## Challenge
Copy out all lines of the records in which the word "color" appears.

## Material provided
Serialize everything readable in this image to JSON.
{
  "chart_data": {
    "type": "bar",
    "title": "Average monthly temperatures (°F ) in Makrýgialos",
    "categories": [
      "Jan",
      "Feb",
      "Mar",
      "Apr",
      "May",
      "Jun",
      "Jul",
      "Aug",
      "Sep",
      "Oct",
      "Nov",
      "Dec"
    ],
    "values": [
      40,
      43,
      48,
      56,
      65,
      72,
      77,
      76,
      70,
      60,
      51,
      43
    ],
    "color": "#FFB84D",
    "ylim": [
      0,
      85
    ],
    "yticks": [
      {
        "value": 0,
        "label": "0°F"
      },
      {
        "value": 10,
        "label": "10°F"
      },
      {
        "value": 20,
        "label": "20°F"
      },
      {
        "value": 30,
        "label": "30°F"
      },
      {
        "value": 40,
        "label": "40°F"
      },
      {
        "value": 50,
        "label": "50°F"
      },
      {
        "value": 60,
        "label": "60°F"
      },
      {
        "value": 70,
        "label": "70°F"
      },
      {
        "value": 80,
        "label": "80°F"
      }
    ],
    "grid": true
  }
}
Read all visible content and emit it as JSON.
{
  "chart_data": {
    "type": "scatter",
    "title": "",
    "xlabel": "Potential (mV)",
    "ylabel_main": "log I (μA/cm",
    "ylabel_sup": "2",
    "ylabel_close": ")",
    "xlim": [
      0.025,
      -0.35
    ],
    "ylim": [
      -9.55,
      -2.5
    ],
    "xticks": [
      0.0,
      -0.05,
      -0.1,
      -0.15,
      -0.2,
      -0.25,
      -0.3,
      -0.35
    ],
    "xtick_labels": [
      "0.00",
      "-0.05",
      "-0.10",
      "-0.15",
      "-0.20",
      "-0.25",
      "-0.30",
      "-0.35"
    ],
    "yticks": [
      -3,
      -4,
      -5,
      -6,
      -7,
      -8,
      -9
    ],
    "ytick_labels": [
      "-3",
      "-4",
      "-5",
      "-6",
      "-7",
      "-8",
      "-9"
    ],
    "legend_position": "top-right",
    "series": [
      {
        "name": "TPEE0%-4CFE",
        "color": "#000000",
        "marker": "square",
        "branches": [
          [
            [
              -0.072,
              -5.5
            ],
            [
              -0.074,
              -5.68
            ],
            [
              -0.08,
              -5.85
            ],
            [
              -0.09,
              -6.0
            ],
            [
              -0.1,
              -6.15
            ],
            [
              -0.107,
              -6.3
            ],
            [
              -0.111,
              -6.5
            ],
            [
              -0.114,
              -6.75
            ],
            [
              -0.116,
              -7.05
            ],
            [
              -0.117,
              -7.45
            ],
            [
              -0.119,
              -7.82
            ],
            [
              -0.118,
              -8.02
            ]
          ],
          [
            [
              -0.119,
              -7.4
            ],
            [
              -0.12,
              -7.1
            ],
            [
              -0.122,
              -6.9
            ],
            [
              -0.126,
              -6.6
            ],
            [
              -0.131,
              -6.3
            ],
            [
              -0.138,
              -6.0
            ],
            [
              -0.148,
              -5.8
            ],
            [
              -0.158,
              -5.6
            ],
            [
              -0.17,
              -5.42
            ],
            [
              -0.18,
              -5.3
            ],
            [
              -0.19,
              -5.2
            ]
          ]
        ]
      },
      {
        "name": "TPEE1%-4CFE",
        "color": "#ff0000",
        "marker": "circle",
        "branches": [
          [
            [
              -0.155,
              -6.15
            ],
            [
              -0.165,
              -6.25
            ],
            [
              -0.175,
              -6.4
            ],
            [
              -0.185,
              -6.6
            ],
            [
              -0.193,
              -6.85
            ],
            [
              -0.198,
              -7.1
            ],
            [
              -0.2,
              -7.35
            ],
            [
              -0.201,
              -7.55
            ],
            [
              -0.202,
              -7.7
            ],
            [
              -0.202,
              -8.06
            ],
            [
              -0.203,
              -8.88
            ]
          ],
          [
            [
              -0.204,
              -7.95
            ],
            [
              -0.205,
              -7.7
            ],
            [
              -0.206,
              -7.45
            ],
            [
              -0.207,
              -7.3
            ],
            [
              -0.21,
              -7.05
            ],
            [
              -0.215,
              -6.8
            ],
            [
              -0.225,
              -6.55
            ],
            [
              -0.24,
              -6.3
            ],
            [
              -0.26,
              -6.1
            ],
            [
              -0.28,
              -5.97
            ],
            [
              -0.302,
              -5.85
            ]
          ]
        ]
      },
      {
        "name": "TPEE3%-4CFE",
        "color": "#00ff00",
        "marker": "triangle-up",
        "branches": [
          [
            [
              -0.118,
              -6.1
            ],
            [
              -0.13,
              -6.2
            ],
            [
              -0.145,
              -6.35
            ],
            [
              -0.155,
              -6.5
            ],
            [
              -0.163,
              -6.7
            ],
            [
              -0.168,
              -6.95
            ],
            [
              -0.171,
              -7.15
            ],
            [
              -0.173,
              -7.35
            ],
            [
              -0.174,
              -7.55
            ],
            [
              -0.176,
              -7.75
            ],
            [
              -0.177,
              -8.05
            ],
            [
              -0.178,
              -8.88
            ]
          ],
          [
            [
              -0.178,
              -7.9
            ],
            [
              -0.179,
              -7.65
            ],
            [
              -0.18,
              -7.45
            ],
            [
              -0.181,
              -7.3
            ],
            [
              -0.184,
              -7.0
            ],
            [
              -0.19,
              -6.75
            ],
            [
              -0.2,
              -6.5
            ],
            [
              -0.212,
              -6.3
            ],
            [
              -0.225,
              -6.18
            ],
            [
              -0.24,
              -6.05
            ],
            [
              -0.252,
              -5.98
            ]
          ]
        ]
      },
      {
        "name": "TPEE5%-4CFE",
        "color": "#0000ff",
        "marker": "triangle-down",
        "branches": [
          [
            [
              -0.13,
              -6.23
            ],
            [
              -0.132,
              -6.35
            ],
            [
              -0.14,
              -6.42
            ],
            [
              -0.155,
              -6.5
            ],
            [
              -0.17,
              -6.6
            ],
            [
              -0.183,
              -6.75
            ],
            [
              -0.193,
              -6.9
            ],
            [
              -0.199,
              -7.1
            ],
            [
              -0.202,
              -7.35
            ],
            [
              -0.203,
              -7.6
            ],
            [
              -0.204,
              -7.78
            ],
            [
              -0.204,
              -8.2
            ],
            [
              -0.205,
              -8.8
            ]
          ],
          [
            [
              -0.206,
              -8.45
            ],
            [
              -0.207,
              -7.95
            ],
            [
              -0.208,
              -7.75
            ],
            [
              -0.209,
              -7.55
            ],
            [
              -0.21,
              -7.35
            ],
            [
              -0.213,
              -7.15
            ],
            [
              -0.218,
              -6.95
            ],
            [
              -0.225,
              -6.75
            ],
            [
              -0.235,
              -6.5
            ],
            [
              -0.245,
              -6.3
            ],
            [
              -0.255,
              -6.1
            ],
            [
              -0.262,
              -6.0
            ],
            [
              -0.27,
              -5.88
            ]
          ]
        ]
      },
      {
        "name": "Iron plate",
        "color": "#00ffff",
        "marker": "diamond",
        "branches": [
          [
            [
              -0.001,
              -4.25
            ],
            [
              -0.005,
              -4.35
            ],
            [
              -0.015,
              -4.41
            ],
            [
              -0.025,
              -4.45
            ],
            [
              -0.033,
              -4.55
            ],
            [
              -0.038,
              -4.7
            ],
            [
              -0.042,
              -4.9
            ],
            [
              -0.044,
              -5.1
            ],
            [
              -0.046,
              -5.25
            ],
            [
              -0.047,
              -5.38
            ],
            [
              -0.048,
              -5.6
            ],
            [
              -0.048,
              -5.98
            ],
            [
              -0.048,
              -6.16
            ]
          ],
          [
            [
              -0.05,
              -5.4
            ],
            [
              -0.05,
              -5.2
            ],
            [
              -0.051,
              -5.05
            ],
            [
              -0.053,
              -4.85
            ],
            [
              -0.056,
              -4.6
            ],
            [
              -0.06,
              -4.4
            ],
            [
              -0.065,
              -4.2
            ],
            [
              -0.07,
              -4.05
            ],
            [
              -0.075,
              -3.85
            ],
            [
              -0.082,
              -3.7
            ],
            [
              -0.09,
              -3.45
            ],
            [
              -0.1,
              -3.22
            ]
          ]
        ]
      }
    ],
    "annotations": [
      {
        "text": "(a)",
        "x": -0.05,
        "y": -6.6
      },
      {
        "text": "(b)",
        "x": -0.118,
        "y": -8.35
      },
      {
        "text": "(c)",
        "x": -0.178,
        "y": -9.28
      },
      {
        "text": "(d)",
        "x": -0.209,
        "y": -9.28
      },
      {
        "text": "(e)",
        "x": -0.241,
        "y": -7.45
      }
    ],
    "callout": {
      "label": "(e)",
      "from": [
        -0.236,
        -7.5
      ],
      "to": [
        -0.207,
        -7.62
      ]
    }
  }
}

## Exercise solution
    "color": "#FFB84D",
        "color": "#000000",
        "color": "#ff0000",
        "color": "#00ff00",
        "color": "#0000ff",
        "color": "#00ffff",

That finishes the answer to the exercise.